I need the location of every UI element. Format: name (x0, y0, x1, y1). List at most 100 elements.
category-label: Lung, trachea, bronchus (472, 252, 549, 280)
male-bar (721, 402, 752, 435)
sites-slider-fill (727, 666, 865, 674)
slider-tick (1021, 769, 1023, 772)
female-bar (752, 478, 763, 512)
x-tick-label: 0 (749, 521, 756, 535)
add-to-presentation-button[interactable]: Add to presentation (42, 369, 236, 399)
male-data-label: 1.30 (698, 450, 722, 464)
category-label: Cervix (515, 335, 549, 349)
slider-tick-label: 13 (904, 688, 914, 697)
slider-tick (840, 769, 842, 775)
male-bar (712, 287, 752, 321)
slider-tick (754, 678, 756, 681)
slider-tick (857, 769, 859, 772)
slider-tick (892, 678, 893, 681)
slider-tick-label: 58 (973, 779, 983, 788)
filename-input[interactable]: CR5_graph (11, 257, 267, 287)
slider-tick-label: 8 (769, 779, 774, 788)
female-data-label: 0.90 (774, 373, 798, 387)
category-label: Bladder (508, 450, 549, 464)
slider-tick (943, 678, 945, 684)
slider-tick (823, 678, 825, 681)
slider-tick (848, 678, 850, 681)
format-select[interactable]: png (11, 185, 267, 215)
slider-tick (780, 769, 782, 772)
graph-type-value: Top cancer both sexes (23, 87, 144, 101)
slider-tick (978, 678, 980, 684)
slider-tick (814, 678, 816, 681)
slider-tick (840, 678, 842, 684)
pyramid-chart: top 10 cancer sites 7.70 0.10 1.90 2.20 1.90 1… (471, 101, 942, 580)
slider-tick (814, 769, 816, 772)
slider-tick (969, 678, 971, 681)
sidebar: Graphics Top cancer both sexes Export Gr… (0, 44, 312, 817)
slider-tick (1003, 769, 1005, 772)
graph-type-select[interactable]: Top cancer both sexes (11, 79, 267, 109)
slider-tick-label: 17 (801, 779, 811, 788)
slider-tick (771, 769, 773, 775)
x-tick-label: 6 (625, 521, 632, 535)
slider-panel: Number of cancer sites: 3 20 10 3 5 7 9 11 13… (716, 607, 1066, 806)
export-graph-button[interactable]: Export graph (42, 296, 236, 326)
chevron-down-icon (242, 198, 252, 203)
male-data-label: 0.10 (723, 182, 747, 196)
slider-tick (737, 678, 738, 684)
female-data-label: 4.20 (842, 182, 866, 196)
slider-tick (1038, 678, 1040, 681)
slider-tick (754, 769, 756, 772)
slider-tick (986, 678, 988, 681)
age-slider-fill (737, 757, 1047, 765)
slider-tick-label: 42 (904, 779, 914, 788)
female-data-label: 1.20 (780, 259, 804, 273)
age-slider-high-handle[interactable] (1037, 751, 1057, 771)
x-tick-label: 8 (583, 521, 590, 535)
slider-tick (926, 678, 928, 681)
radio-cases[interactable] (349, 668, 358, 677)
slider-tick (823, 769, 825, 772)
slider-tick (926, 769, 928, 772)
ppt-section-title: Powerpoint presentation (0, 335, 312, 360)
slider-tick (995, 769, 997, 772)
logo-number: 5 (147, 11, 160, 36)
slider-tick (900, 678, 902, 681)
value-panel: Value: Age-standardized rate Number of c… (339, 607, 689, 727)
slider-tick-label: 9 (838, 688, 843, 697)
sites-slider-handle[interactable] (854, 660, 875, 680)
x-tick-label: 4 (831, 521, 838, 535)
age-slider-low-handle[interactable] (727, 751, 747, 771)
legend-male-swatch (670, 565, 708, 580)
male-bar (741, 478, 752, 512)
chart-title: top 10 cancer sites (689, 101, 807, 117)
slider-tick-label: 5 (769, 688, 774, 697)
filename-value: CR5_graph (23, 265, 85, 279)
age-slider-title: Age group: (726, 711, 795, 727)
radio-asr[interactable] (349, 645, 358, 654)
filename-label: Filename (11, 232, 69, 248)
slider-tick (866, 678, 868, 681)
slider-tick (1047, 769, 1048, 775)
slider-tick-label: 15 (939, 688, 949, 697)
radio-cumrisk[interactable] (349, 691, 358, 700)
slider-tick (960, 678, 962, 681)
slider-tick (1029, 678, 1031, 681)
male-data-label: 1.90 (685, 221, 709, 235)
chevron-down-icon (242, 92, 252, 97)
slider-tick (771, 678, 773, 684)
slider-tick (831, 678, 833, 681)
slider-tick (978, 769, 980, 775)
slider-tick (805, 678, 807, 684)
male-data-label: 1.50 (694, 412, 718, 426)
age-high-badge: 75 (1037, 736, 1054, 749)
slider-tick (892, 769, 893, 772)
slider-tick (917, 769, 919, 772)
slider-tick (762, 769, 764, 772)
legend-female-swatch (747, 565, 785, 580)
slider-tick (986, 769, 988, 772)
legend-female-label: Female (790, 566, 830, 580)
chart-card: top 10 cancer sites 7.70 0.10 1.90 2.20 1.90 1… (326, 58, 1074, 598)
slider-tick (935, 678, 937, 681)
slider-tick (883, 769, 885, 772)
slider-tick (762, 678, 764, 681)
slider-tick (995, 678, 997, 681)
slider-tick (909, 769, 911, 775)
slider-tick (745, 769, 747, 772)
|---|
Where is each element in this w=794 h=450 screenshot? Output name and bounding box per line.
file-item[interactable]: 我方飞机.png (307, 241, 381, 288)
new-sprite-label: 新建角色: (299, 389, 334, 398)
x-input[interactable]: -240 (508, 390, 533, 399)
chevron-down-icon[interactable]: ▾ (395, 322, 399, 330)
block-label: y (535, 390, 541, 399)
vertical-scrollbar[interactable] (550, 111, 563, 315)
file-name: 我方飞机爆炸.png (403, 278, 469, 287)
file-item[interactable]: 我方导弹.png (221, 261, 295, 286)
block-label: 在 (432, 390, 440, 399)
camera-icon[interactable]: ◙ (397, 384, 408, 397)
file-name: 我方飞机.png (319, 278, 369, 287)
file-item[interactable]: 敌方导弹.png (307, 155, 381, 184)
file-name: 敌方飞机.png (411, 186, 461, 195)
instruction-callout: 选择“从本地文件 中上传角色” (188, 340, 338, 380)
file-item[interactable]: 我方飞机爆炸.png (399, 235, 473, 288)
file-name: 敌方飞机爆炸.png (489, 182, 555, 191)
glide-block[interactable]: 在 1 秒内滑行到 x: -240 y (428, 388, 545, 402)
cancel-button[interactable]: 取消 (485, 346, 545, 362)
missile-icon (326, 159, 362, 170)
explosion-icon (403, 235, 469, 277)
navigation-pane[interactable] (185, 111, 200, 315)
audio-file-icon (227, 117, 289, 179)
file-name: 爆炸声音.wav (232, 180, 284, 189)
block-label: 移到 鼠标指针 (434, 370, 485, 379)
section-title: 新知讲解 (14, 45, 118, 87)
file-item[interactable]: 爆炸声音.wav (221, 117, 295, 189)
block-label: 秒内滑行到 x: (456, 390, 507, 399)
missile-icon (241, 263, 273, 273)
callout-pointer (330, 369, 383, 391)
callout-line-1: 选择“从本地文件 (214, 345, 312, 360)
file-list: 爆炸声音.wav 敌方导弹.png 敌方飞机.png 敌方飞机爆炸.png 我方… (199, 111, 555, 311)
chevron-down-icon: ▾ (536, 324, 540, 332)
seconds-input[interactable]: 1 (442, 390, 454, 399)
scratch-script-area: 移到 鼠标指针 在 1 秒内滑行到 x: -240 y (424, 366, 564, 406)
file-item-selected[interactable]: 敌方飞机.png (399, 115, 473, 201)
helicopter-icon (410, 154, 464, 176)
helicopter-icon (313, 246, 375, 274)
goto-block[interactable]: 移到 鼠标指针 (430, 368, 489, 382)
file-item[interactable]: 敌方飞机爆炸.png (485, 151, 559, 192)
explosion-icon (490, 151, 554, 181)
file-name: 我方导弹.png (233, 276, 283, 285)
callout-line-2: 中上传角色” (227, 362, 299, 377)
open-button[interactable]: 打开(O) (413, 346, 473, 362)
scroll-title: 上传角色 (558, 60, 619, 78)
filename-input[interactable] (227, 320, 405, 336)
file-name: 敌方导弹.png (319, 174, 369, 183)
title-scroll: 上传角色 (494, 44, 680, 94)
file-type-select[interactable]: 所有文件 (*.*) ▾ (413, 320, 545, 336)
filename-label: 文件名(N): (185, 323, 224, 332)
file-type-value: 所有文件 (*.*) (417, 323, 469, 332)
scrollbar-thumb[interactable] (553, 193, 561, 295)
|---|
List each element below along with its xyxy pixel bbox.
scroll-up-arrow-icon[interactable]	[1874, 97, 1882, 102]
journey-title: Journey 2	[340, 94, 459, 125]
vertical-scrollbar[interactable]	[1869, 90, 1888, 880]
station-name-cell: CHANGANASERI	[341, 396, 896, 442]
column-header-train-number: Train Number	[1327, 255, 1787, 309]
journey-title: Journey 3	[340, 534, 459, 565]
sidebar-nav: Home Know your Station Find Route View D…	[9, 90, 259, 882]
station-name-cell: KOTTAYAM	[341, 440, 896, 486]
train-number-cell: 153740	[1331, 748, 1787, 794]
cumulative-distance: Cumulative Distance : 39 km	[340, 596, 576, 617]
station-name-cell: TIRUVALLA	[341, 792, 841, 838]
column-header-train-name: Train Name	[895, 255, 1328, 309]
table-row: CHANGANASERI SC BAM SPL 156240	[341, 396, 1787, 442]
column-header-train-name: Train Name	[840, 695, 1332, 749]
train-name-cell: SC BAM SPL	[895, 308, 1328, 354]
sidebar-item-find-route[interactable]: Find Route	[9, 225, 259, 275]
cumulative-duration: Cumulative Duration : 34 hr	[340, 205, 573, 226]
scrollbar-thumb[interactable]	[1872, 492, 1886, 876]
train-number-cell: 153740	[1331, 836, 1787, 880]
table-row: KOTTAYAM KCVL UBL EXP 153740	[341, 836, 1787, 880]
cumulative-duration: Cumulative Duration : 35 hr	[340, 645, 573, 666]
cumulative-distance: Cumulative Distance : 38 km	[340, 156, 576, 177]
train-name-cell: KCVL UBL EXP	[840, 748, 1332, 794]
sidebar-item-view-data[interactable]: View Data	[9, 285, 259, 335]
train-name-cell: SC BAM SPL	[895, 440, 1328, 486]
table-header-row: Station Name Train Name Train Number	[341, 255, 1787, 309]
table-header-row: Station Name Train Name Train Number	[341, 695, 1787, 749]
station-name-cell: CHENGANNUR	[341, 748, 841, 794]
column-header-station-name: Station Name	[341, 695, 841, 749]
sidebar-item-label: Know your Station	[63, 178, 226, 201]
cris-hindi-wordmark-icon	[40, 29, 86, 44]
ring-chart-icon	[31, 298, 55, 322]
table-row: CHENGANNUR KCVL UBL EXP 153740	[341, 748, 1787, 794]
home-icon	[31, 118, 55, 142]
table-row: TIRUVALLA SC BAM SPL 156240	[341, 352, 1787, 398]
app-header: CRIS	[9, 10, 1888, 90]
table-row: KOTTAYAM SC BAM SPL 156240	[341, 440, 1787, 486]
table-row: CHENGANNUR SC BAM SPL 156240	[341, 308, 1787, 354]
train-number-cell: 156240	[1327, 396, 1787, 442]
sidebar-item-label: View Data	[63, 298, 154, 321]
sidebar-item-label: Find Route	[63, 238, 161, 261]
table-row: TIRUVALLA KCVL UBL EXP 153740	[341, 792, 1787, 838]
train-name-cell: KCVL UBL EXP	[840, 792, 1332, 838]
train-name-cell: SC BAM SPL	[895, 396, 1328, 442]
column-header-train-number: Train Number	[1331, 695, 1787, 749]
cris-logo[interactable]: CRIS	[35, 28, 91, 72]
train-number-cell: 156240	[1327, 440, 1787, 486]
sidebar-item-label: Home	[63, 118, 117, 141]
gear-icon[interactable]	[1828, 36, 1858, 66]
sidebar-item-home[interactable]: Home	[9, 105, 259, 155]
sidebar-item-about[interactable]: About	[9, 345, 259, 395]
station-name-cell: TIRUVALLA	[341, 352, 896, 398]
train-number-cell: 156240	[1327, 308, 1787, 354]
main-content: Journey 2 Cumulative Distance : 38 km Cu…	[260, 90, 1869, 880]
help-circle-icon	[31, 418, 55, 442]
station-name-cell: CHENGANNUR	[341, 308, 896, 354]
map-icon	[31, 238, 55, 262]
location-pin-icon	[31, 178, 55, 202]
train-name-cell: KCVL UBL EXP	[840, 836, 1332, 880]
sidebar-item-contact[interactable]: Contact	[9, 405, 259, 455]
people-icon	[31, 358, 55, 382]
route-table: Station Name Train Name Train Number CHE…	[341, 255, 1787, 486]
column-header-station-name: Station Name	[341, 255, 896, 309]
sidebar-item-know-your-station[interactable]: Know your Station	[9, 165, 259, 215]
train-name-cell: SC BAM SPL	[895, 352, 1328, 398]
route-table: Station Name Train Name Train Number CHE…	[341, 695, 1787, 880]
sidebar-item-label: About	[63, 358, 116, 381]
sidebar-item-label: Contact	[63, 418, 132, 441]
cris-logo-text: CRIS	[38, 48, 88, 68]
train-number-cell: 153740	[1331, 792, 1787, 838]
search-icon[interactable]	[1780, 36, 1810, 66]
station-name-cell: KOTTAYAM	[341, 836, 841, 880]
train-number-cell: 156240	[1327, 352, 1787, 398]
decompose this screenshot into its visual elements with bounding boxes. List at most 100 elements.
|---|
## Description of the task
Can you quote the listing verbatim, starting at the line that contains "I need the location" and ending after the line that contains "slider-tick (754, 678, 756, 681)"?

## Worked solution
I need the location of every UI element. Format: name (x0, y0, x1, y1). List at most 100 elements.
category-label: Lung, trachea, bronchus (472, 252, 549, 280)
male-bar (721, 402, 752, 435)
sites-slider-fill (727, 666, 865, 674)
slider-tick (1021, 769, 1023, 772)
female-bar (752, 478, 763, 512)
x-tick-label: 0 (749, 521, 756, 535)
add-to-presentation-button[interactable]: Add to presentation (42, 369, 236, 399)
male-data-label: 1.30 (698, 450, 722, 464)
category-label: Cervix (515, 335, 549, 349)
slider-tick-label: 13 (904, 688, 914, 697)
slider-tick (840, 769, 842, 775)
male-bar (712, 287, 752, 321)
slider-tick (754, 678, 756, 681)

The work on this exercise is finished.